> [DIRECTIONS FOR THIS TASK]
Restate every entry word for word.

> [RECORDS FOR THIS EXERCISE]
---

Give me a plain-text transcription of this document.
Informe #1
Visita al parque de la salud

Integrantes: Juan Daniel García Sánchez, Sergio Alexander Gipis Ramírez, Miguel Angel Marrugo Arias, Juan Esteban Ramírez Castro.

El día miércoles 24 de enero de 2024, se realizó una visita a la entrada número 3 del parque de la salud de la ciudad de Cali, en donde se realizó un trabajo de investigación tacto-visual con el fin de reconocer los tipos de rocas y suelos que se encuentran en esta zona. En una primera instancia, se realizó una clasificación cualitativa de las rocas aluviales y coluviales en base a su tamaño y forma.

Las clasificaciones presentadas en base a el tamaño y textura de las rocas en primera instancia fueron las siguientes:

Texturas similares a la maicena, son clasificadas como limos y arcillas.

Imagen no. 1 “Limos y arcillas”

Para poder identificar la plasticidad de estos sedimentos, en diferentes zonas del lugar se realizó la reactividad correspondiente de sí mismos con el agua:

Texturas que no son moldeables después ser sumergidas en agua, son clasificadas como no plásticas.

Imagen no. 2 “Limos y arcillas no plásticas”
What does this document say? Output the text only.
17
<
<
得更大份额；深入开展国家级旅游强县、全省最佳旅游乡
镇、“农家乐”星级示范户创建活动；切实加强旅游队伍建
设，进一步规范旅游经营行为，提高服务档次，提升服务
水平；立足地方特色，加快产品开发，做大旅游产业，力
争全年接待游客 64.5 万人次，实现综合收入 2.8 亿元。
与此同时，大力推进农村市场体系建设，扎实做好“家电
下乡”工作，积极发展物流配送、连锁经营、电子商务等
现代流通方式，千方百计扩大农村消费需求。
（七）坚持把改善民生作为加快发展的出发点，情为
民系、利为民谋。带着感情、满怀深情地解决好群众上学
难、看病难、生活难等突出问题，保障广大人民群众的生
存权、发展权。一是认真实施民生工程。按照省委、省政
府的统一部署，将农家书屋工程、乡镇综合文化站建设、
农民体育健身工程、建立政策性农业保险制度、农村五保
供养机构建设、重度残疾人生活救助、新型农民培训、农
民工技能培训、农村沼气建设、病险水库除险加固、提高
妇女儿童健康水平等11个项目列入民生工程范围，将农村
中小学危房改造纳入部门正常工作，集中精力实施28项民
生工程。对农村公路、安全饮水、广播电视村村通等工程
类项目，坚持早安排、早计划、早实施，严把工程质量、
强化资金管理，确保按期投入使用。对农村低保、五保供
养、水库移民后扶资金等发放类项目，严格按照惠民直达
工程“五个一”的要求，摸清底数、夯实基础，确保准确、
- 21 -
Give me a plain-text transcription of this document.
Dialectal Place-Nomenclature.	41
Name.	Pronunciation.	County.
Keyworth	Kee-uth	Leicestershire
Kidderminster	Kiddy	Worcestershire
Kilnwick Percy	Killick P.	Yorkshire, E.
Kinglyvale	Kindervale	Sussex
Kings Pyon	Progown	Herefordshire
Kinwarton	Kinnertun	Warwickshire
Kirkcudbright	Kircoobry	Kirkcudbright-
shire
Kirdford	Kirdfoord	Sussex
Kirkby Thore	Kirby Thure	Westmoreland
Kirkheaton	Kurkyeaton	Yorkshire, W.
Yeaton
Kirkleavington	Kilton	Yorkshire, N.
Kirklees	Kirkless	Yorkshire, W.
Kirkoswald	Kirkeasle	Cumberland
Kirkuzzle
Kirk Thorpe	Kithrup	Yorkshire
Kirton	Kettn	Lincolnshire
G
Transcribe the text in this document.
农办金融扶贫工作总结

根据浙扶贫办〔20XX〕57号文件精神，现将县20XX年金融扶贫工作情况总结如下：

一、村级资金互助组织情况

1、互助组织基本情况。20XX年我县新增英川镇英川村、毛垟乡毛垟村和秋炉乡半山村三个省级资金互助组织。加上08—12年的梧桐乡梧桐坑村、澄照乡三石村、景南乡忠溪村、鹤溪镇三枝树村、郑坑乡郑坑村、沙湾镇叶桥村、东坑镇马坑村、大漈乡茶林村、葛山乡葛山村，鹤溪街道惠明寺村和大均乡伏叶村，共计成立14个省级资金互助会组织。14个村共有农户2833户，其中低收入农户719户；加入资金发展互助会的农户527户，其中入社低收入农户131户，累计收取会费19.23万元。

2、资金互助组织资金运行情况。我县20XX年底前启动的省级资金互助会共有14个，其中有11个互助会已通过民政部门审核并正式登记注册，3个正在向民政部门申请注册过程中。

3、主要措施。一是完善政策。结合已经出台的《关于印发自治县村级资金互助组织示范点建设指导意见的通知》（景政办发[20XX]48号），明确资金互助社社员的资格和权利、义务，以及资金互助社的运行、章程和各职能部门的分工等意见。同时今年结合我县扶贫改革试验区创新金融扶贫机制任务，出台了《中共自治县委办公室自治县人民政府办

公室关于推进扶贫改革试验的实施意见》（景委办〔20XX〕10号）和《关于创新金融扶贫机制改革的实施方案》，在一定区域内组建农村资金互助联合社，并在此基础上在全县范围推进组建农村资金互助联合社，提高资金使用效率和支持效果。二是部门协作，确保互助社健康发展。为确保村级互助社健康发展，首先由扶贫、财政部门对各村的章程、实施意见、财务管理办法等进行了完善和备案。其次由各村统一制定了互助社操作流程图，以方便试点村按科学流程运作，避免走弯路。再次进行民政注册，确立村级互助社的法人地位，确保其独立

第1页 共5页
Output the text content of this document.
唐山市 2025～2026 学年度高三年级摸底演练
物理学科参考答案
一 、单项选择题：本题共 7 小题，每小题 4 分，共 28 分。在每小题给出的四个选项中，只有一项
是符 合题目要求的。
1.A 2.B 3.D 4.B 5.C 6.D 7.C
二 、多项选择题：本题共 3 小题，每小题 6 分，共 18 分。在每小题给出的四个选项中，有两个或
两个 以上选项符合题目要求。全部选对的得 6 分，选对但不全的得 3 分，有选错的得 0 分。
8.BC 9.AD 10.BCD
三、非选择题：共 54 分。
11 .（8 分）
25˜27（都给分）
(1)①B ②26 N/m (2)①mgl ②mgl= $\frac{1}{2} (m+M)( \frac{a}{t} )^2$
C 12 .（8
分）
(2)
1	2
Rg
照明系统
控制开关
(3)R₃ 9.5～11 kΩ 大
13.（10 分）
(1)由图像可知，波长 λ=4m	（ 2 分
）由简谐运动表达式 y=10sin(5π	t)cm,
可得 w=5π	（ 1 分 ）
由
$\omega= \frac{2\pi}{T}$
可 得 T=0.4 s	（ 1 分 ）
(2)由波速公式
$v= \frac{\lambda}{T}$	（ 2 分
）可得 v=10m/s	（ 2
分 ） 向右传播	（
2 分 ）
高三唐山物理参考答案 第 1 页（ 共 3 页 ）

---

> [WRITTEN RESPONSE]
Give me a plain-text transcription of this document.
Informe #1
Visita al parque de la salud

Integrantes: Juan Daniel García Sánchez, Sergio Alexander Gipis Ramírez, Miguel Angel Marrugo Arias, Juan Esteban Ramírez Castro.

El día miércoles 24 de enero de 2024, se realizó una visita a la entrada número 3 del parque de la salud de la ciudad de Cali, en donde se realizó un trabajo de investigación tacto-visual con el fin de reconocer los tipos de rocas y suelos que se encuentran en esta zona. En una primera instancia, se realizó una clasificación cualitativa de las rocas aluviales y coluviales en base a su tamaño y forma.

Las clasificaciones presentadas en base a el tamaño y textura de las rocas en primera instancia fueron las siguientes:

Texturas similares a la maicena, son clasificadas como limos y arcillas.

Imagen no. 1 “Limos y arcillas”

Para poder identificar la plasticidad de estos sedimentos, en diferentes zonas del lugar se realizó la reactividad correspondiente de sí mismos con el agua:

Texturas que no son moldeables después ser sumergidas en agua, son clasificadas como no plásticas.

Imagen no. 2 “Limos y arcillas no plásticas”
What does this document say? Output the text only.
17
<
<
得更大份额；深入开展国家级旅游强县、全省最佳旅游乡
镇、“农家乐”星级示范户创建活动；切实加强旅游队伍建
设，进一步规范旅游经营行为，提高服务档次，提升服务
水平；立足地方特色，加快产品开发，做大旅游产业，力
争全年接待游客 64.5 万人次，实现综合收入 2.8 亿元。
与此同时，大力推进农村市场体系建设，扎实做好“家电
下乡”工作，积极发展物流配送、连锁经营、电子商务等
现代流通方式，千方百计扩大农村消费需求。
（七）坚持把改善民生作为加快发展的出发点，情为
民系、利为民谋。带着感情、满怀深情地解决好群众上学
难、看病难、生活难等突出问题，保障广大人民群众的生
存权、发展权。一是认真实施民生工程。按照省委、省政
府的统一部署，将农家书屋工程、乡镇综合文化站建设、
农民体育健身工程、建立政策性农业保险制度、农村五保
供养机构建设、重度残疾人生活救助、新型农民培训、农
民工技能培训、农村沼气建设、病险水库除险加固、提高
妇女儿童健康水平等11个项目列入民生工程范围，将农村
中小学危房改造纳入部门正常工作，集中精力实施28项民
生工程。对农村公路、安全饮水、广播电视村村通等工程
类项目，坚持早安排、早计划、早实施，严把工程质量、
强化资金管理，确保按期投入使用。对农村低保、五保供
养、水库移民后扶资金等发放类项目，严格按照惠民直达
工程“五个一”的要求，摸清底数、夯实基础，确保准确、
- 21 -
Give me a plain-text transcription of this document.
Dialectal Place-Nomenclature.	41
Name.	Pronunciation.	County.
Keyworth	Kee-uth	Leicestershire
Kidderminster	Kiddy	Worcestershire
Kilnwick Percy	Killick P.	Yorkshire, E.
Kinglyvale	Kindervale	Sussex
Kings Pyon	Progown	Herefordshire
Kinwarton	Kinnertun	Warwickshire
Kirkcudbright	Kircoobry	Kirkcudbright-
shire
Kirdford	Kirdfoord	Sussex
Kirkby Thore	Kirby Thure	Westmoreland
Kirkheaton	Kurkyeaton	Yorkshire, W.
Yeaton
Kirkleavington	Kilton	Yorkshire, N.
Kirklees	Kirkless	Yorkshire, W.
Kirkoswald	Kirkeasle	Cumberland
Kirkuzzle
Kirk Thorpe	Kithrup	Yorkshire
Kirton	Kettn	Lincolnshire
G
Transcribe the text in this document.
农办金融扶贫工作总结

根据浙扶贫办〔20XX〕57号文件精神，现将县20XX年金融扶贫工作情况总结如下：

一、村级资金互助组织情况

1、互助组织基本情况。20XX年我县新增英川镇英川村、毛垟乡毛垟村和秋炉乡半山村三个省级资金互助组织。加上08—12年的梧桐乡梧桐坑村、澄照乡三石村、景南乡忠溪村、鹤溪镇三枝树村、郑坑乡郑坑村、沙湾镇叶桥村、东坑镇马坑村、大漈乡茶林村、葛山乡葛山村，鹤溪街道惠明寺村和大均乡伏叶村，共计成立14个省级资金互助会组织。14个村共有农户2833户，其中低收入农户719户；加入资金发展互助会的农户527户，其中入社低收入农户131户，累计收取会费19.23万元。

2、资金互助组织资金运行情况。我县20XX年底前启动的省级资金互助会共有14个，其中有11个互助会已通过民政部门审核并正式登记注册，3个正在向民政部门申请注册过程中。

3、主要措施。一是完善政策。结合已经出台的《关于印发自治县村级资金互助组织示范点建设指导意见的通知》（景政办发[20XX]48号），明确资金互助社社员的资格和权利、义务，以及资金互助社的运行、章程和各职能部门的分工等意见。同时今年结合我县扶贫改革试验区创新金融扶贫机制任务，出台了《中共自治县委办公室自治县人民政府办

公室关于推进扶贫改革试验的实施意见》（景委办〔20XX〕10号）和《关于创新金融扶贫机制改革的实施方案》，在一定区域内组建农村资金互助联合社，并在此基础上在全县范围推进组建农村资金互助联合社，提高资金使用效率和支持效果。二是部门协作，确保互助社健康发展。为确保村级互助社健康发展，首先由扶贫、财政部门对各村的章程、实施意见、财务管理办法等进行了完善和备案。其次由各村统一制定了互助社操作流程图，以方便试点村按科学流程运作，避免走弯路。再次进行民政注册，确立村级互助社的法人地位，确保其独立

第1页 共5页
Output the text content of this document.
唐山市 2025～2026 学年度高三年级摸底演练
物理学科参考答案
一 、单项选择题：本题共 7 小题，每小题 4 分，共 28 分。在每小题给出的四个选项中，只有一项
是符 合题目要求的。
1.A 2.B 3.D 4.B 5.C 6.D 7.C
二 、多项选择题：本题共 3 小题，每小题 6 分，共 18 分。在每小题给出的四个选项中，有两个或
两个 以上选项符合题目要求。全部选对的得 6 分，选对但不全的得 3 分，有选错的得 0 分。
8.BC 9.AD 10.BCD
三、非选择题：共 54 分。
11 .（8 分）
25˜27（都给分）
(1)①B ②26 N/m (2)①mgl ②mgl= $\frac{1}{2} (m+M)( \frac{a}{t} )^2$
C 12 .（8
分）
(2)
1	2
Rg
照明系统
控制开关
(3)R₃ 9.5～11 kΩ 大
13.（10 分）
(1)由图像可知，波长 λ=4m	（ 2 分
）由简谐运动表达式 y=10sin(5π	t)cm,
可得 w=5π	（ 1 分 ）
由
$\omega= \frac{2\pi}{T}$
可 得 T=0.4 s	（ 1 分 ）
(2)由波速公式
$v= \frac{\lambda}{T}$	（ 2 分
）可得 v=10m/s	（ 2
分 ） 向右传播	（
2 分 ）
高三唐山物理参考答案 第 1 页（ 共 3 页 ）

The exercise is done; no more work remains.